- **Directive**:
Pictures in the listing should not be copied. Reproduce, word for word, each line from the one holding "Transcribe this image's" through the final line.

Rows from a dataset
^^^^^^^^

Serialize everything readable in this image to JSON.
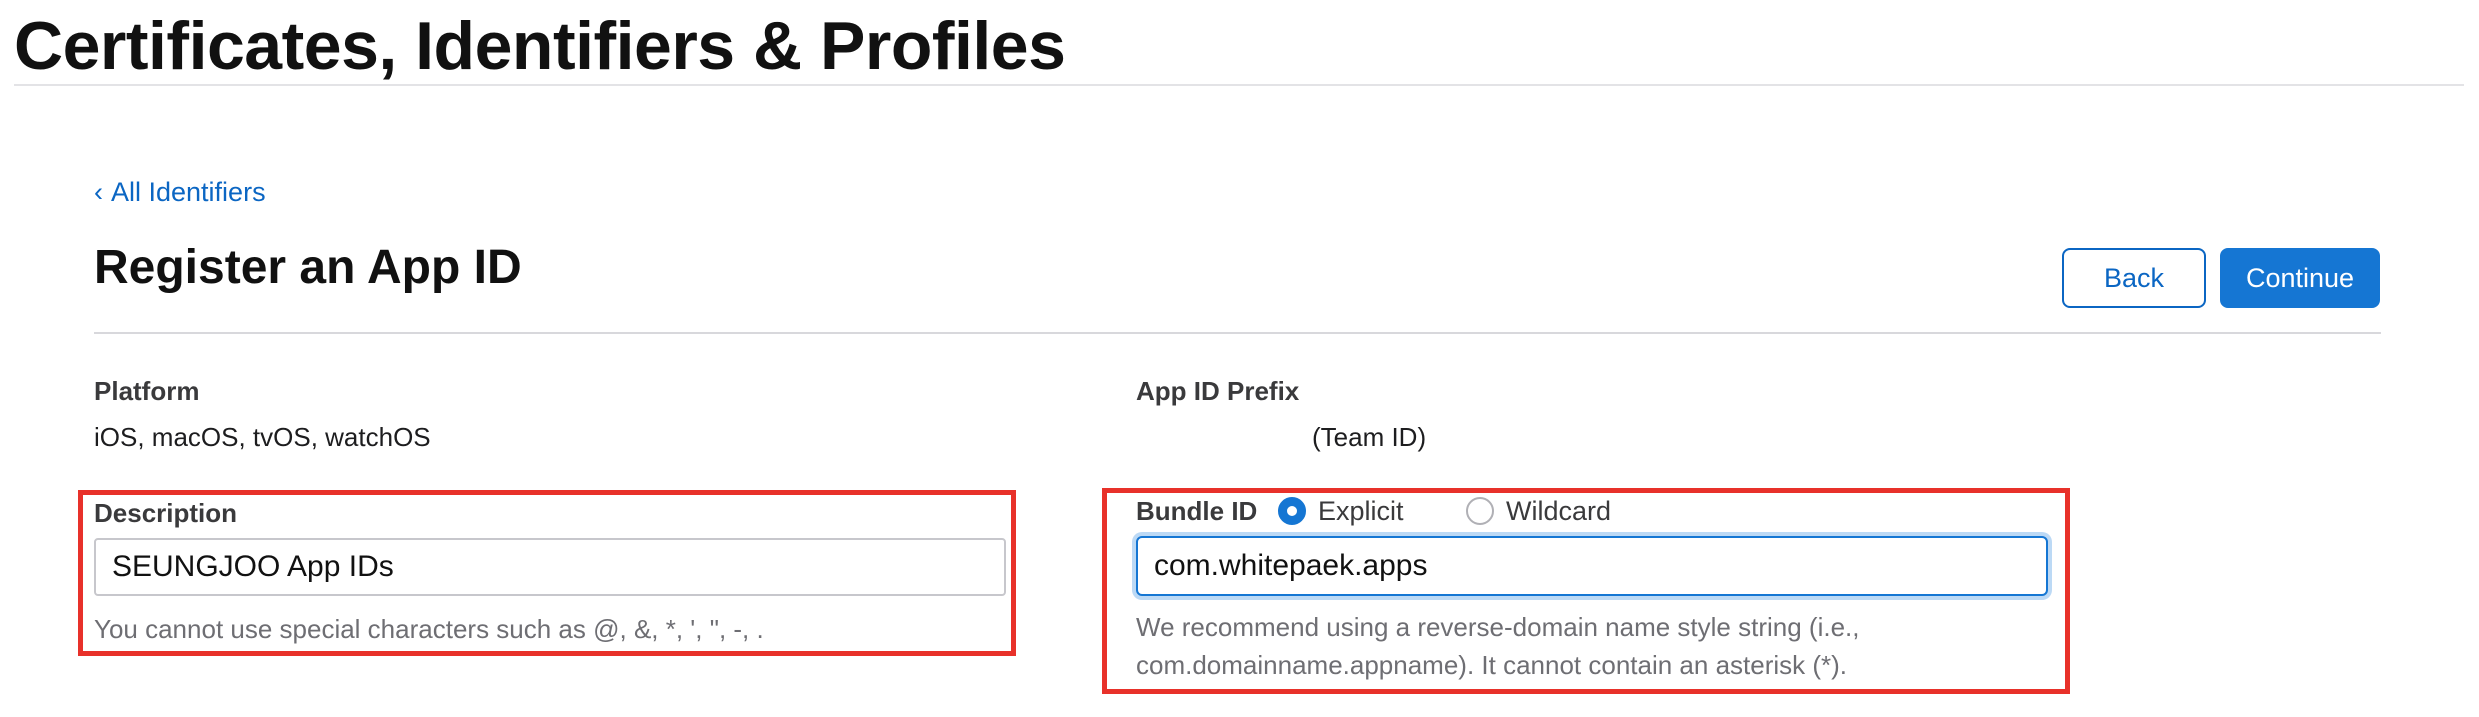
{
  "header": {
    "title": "Certificates, Identifiers & Profiles"
  },
  "nav": {
    "back_link_chevron": "‹",
    "back_link_label": "All Identifiers"
  },
  "section": {
    "title": "Register an App ID"
  },
  "buttons": {
    "back_label": "Back",
    "continue_label": "Continue"
  },
  "platform": {
    "label": "Platform",
    "value": "iOS, macOS, tvOS, watchOS"
  },
  "app_id_prefix": {
    "label": "App ID Prefix",
    "value": "(Team ID)"
  },
  "description": {
    "label": "Description",
    "value": "SEUNGJOO App IDs",
    "hint": "You cannot use special characters such as @, &, *, ', \", -, ."
  },
  "bundle_id": {
    "label": "Bundle ID",
    "options": [
      {
        "label": "Explicit",
        "selected": true
      },
      {
        "label": "Wildcard",
        "selected": false
      }
    ],
    "value": "com.whitepaek.apps",
    "hint": "We recommend using a reverse-domain name style string (i.e., com.domainname.appname). It cannot contain an asterisk (*)."
  },
  "colors": {
    "accent": "#1576d3",
    "link": "#0b66c3",
    "highlight": "#e8312a"
  }
}
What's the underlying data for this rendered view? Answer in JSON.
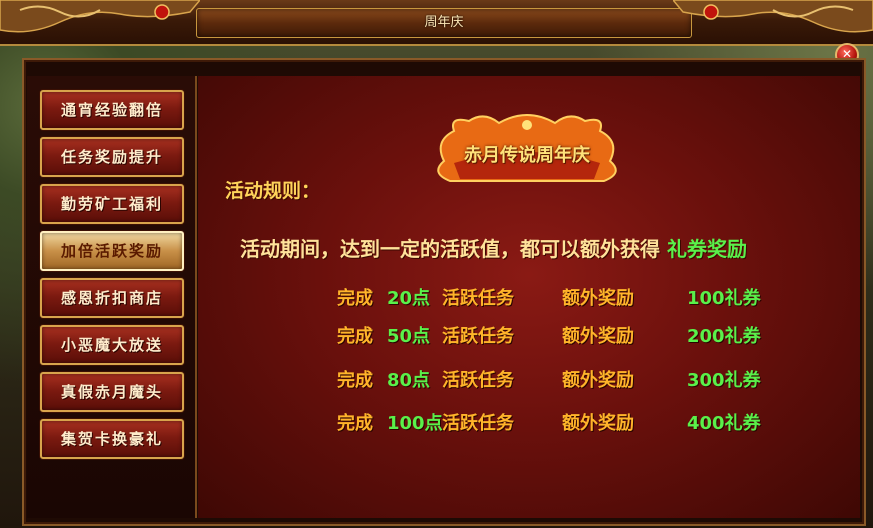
{
  "window": {
    "title": "周年庆"
  },
  "sidebar": {
    "items": [
      {
        "label": "通宵经验翻倍",
        "active": false
      },
      {
        "label": "任务奖励提升",
        "active": false
      },
      {
        "label": "勤劳矿工福利",
        "active": false
      },
      {
        "label": "加倍活跃奖励",
        "active": true
      },
      {
        "label": "感恩折扣商店",
        "active": false
      },
      {
        "label": "小恶魔大放送",
        "active": false
      },
      {
        "label": "真假赤月魔头",
        "active": false
      },
      {
        "label": "集贺卡换豪礼",
        "active": false
      }
    ]
  },
  "main": {
    "banner": "赤月传说周年庆",
    "rules_title": "活动规则：",
    "description": "活动期间，达到一定的活跃值，都可以额外获得",
    "description_highlight": "礼券奖励",
    "rows": [
      {
        "complete": "完成",
        "points": "20点",
        "task": "活跃任务",
        "extra": "额外奖励",
        "reward": "100礼券"
      },
      {
        "complete": "完成",
        "points": "50点",
        "task": "活跃任务",
        "extra": "额外奖励",
        "reward": "200礼券"
      },
      {
        "complete": "完成",
        "points": "80点",
        "task": "活跃任务",
        "extra": "额外奖励",
        "reward": "300礼券"
      },
      {
        "complete": "完成",
        "points": "100点",
        "task": "活跃任务",
        "extra": "额外奖励",
        "reward": "400礼券"
      }
    ]
  },
  "icons": {
    "close": "close-icon"
  },
  "colors": {
    "highlight_green": "#5af04a",
    "text_gold": "#ffb42a",
    "active_tab": "#c89048"
  }
}
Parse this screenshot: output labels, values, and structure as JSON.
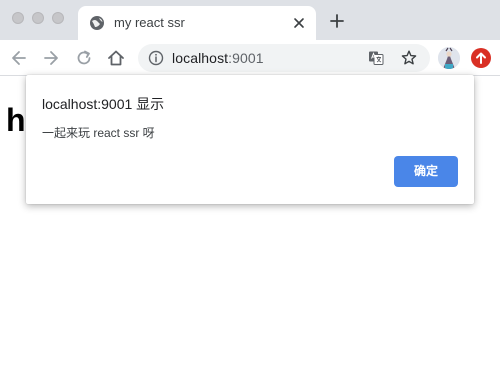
{
  "browser": {
    "tab": {
      "title": "my react ssr"
    },
    "address_bar": {
      "host": "localhost",
      "port": ":9001"
    }
  },
  "page": {
    "heading_visible": "h"
  },
  "dialog": {
    "title": "localhost:9001 显示",
    "message": "一起来玩 react ssr 呀",
    "ok_label": "确定"
  },
  "colors": {
    "accent": "#4a86e8",
    "tabstrip": "#dee1e6",
    "update_badge": "#d93025"
  }
}
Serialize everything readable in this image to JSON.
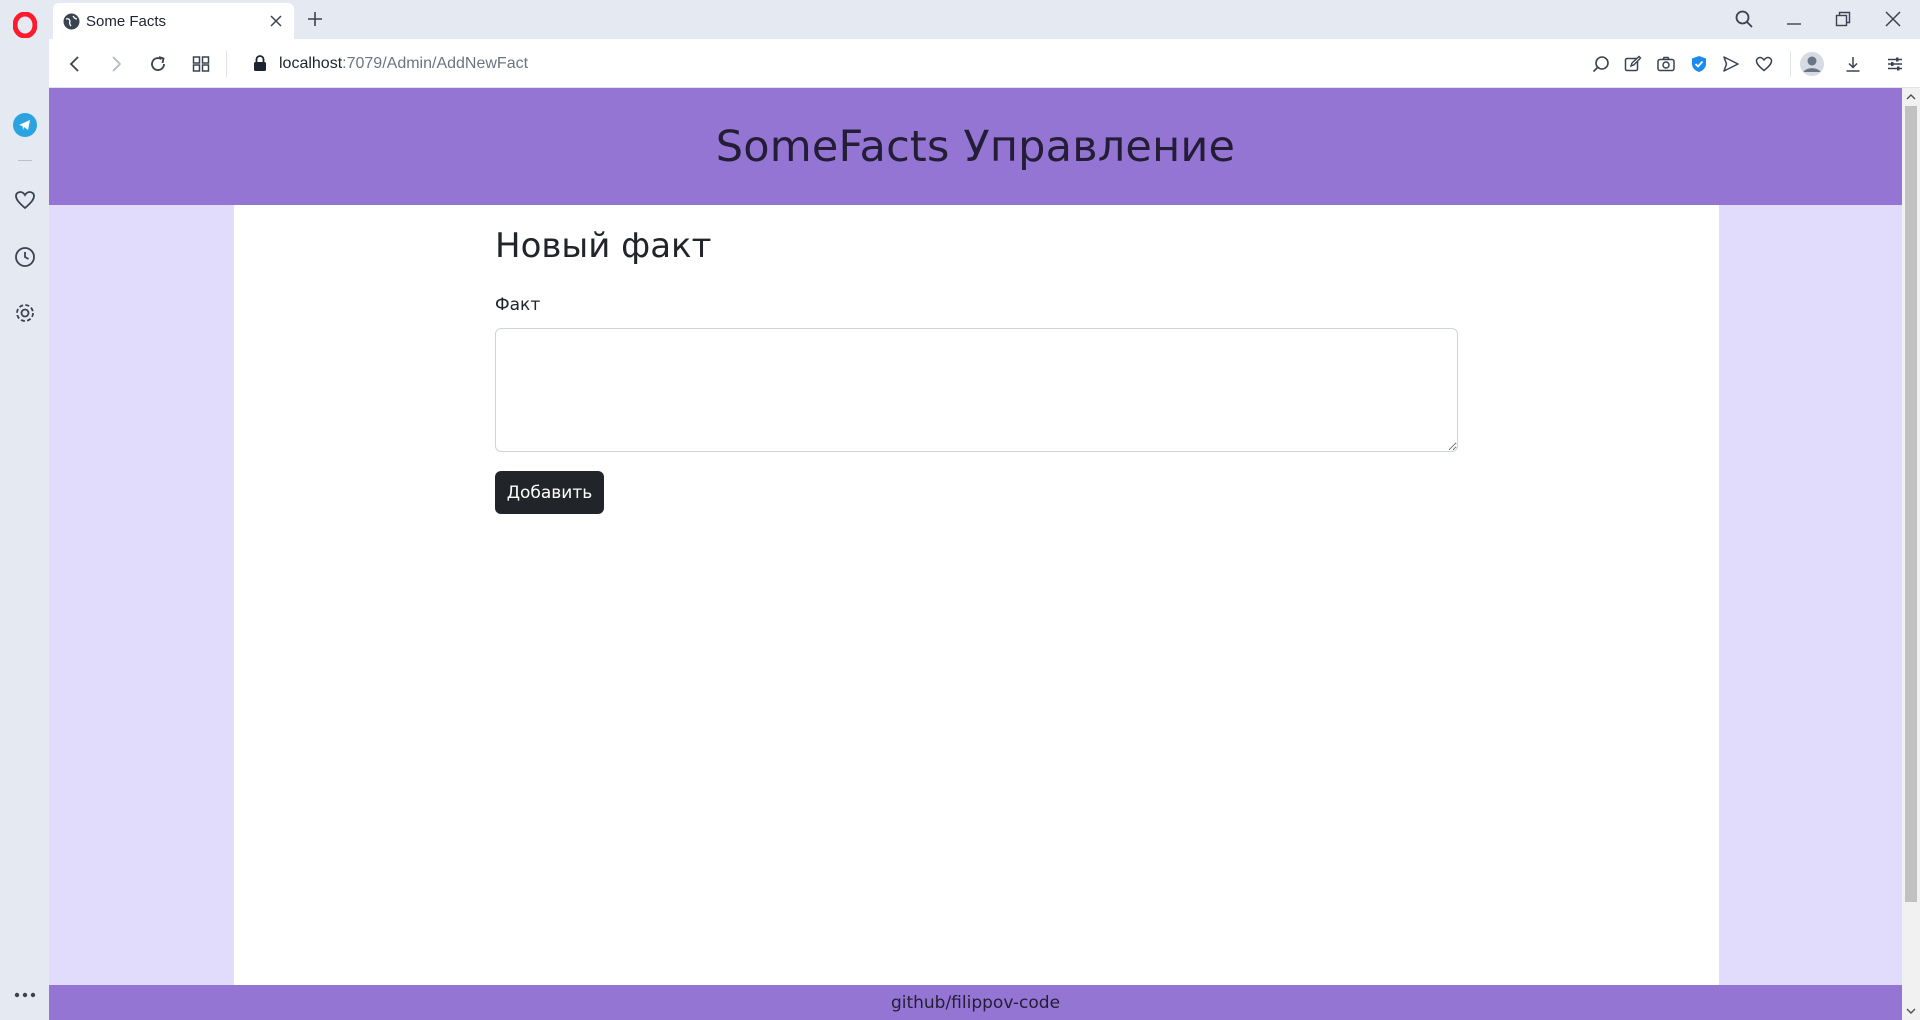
{
  "browser": {
    "tab": {
      "title": "Some Facts"
    },
    "address": {
      "host": "localhost",
      "path": ":7079/Admin/AddNewFact"
    }
  },
  "site": {
    "title": "SomeFacts Управление",
    "heading": "Новый факт",
    "field_label": "Факт",
    "fact_value": "",
    "add_button_label": "Добавить",
    "footer": "github/filippov-code"
  },
  "colors": {
    "header": "#9475d3",
    "page_background": "#e1dcfc",
    "button": "#212529",
    "opera_red": "#ff1b2d"
  },
  "icons": [
    "opera-logo-icon",
    "telegram-icon",
    "heart-icon",
    "history-icon",
    "settings-icon",
    "more-icon",
    "globe-icon",
    "close-icon",
    "plus-icon",
    "search-icon",
    "minimize-icon",
    "restore-icon",
    "back-icon",
    "forward-icon",
    "reload-icon",
    "tabs-grid-icon",
    "lock-icon",
    "lens-icon",
    "edit-icon",
    "camera-icon",
    "vpn-shield-icon",
    "send-icon",
    "heart-icon",
    "profile-icon",
    "download-icon",
    "easy-setup-icon"
  ]
}
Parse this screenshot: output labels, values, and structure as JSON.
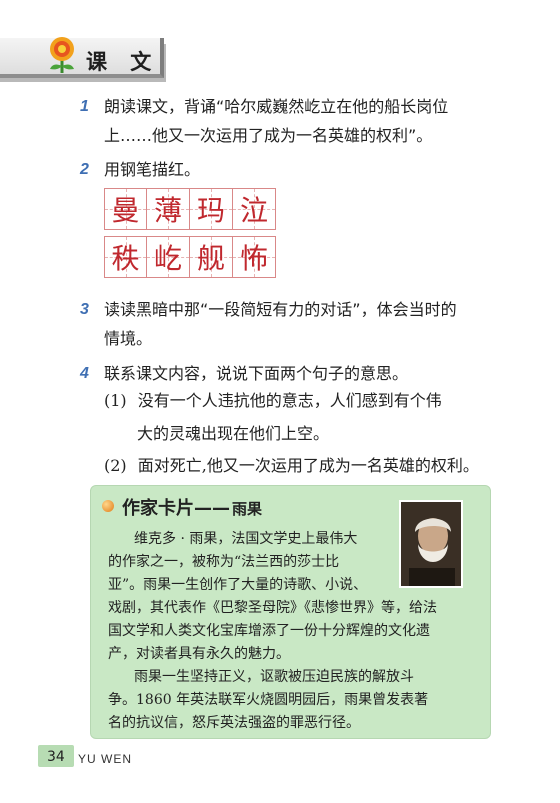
{
  "header": {
    "title": "课 文"
  },
  "items": [
    {
      "num": "1",
      "lines": [
        "朗读课文，背诵“哈尔威巍然屹立在他的船长岗位",
        "上……他又一次运用了成为一名英雄的权利”。"
      ]
    },
    {
      "num": "2",
      "lines": [
        "用钢笔描红。"
      ]
    },
    {
      "num": "3",
      "lines": [
        "读读黑暗中那“一段简短有力的对话”，体会当时的",
        "情境。"
      ]
    },
    {
      "num": "4",
      "lines": [
        "联系课文内容，说说下面两个句子的意思。"
      ]
    }
  ],
  "practice_chars": {
    "row1": [
      "曼",
      "薄",
      "玛",
      "泣"
    ],
    "row2": [
      "秩",
      "屹",
      "舰",
      "怖"
    ]
  },
  "sentences": [
    {
      "label": "(1)",
      "lines": [
        "没有一个人违抗他的意志，人们感到有个伟",
        "大的灵魂出现在他们上空。"
      ]
    },
    {
      "label": "(2)",
      "lines": [
        "面对死亡,他又一次运用了成为一名英雄的权利。"
      ]
    }
  ],
  "card": {
    "title": "作家卡片——",
    "author": "雨果",
    "lines": [
      "维克多 · 雨果，法国文学史上最伟大",
      "的作家之一，被称为“法兰西的莎士比",
      "亚”。雨果一生创作了大量的诗歌、小说、",
      "戏剧，其代表作《巴黎圣母院》《悲惨世界》等，给法",
      "国文学和人类文化宝库增添了一份十分辉煌的文化遗",
      "产，对读者具有永久的魅力。",
      "雨果一生坚持正义，讴歌被压迫民族的解放斗",
      "争。1860 年英法联军火烧圆明园后，雨果曾发表著",
      "名的抗议信，怒斥英法强盗的罪恶行径。"
    ]
  },
  "footer": {
    "page": "34",
    "text": "YU WEN"
  },
  "colors": {
    "item_number": "#3f6fb3",
    "practice_char": "#c0282e",
    "card_bg": "#c9e8c5"
  }
}
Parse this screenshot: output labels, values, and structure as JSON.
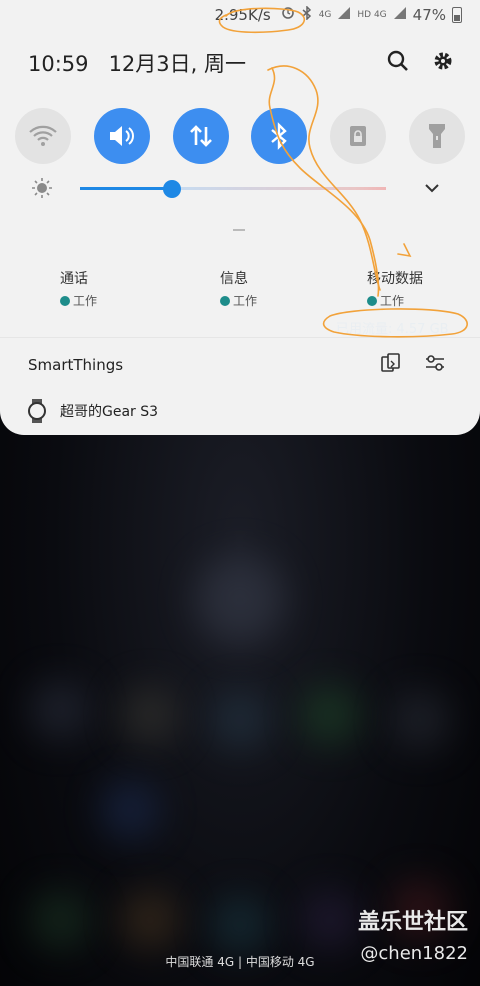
{
  "status_bar": {
    "net_speed": "2.95K/s",
    "sim1_label": "4G",
    "sim2_label": "HD 4G",
    "battery": "47%"
  },
  "header": {
    "time": "10:59",
    "date": "12月3日, 周一"
  },
  "quick_tiles": [
    {
      "name": "wifi",
      "state": "off"
    },
    {
      "name": "sound",
      "state": "on"
    },
    {
      "name": "mobile-data",
      "state": "on"
    },
    {
      "name": "bluetooth",
      "state": "on"
    },
    {
      "name": "lock",
      "state": "off"
    },
    {
      "name": "flashlight",
      "state": "off"
    }
  ],
  "brightness": {
    "level": 0.3
  },
  "apps": [
    {
      "name": "通话",
      "badge": "工作"
    },
    {
      "name": "信息",
      "badge": "工作"
    },
    {
      "name": "移动数据",
      "badge": "工作"
    }
  ],
  "data_usage": "已用流量: 4.57 GB",
  "smartthings": {
    "label": "SmartThings"
  },
  "device": {
    "name": "超哥的Gear S3"
  },
  "bottom": {
    "carrier": "中国联通 4G | 中国移动 4G",
    "watermark_title": "盖乐世社区",
    "watermark_user": "@chen1822"
  }
}
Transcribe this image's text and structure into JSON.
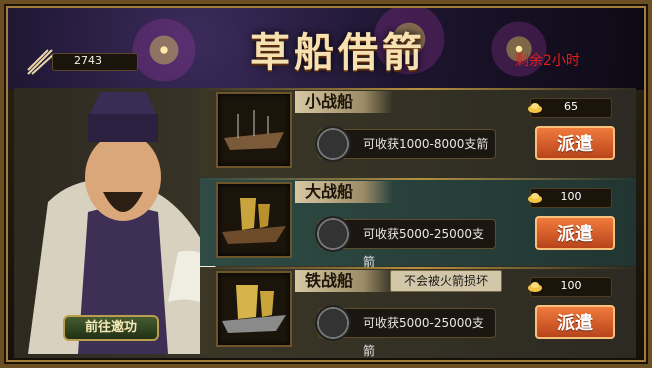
{
  "header": {
    "title": "草船借箭",
    "remaining_time": "剩余2小时",
    "arrow_count": "2743",
    "arrow_icon": "arrows-icon"
  },
  "ships": [
    {
      "name": "小战船",
      "cost": "65",
      "capacity": "可收获1000-8000支箭",
      "button": "派遣",
      "icon": "small-boat-icon"
    },
    {
      "name": "大战船",
      "cost": "100",
      "capacity": "可收获5000-25000支箭",
      "button": "派遣",
      "icon": "large-boat-icon"
    },
    {
      "name": "铁战船",
      "cost": "100",
      "capacity": "可收获5000-25000支箭",
      "button": "派遣",
      "note": "不会被火箭损坏",
      "icon": "iron-boat-icon"
    }
  ],
  "hero": {
    "button": "前往邀功"
  },
  "colors": {
    "accent": "#e21d1d",
    "gold": "#f7e1b0",
    "button": "#f07b3d"
  }
}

^^^^^^^^

- **Complete response**:
Transcribe this image's text and structure into JSON.
{
  "header": {
    "title": "草船借箭",
    "remaining_time": "剩余2小时",
    "arrow_count": "2743",
    "arrow_icon": "arrows-icon"
  },
  "ships": [
    {
      "name": "小战船",
      "cost": "65",
      "capacity": "可收获1000-8000支箭",
      "button": "派遣",
      "icon": "small-boat-icon"
    },
    {
      "name": "大战船",
      "cost": "100",
      "capacity": "可收获5000-25000支箭",
      "button": "派遣",
      "icon": "large-boat-icon"
    },
    {
      "name": "铁战船",
      "cost": "100",
      "capacity": "可收获5000-25000支箭",
      "button": "派遣",
      "note": "不会被火箭损坏",
      "icon": "iron-boat-icon"
    }
  ],
  "hero": {
    "button": "前往邀功"
  },
  "colors": {
    "accent": "#e21d1d",
    "gold": "#f7e1b0",
    "button": "#f07b3d"
  }
}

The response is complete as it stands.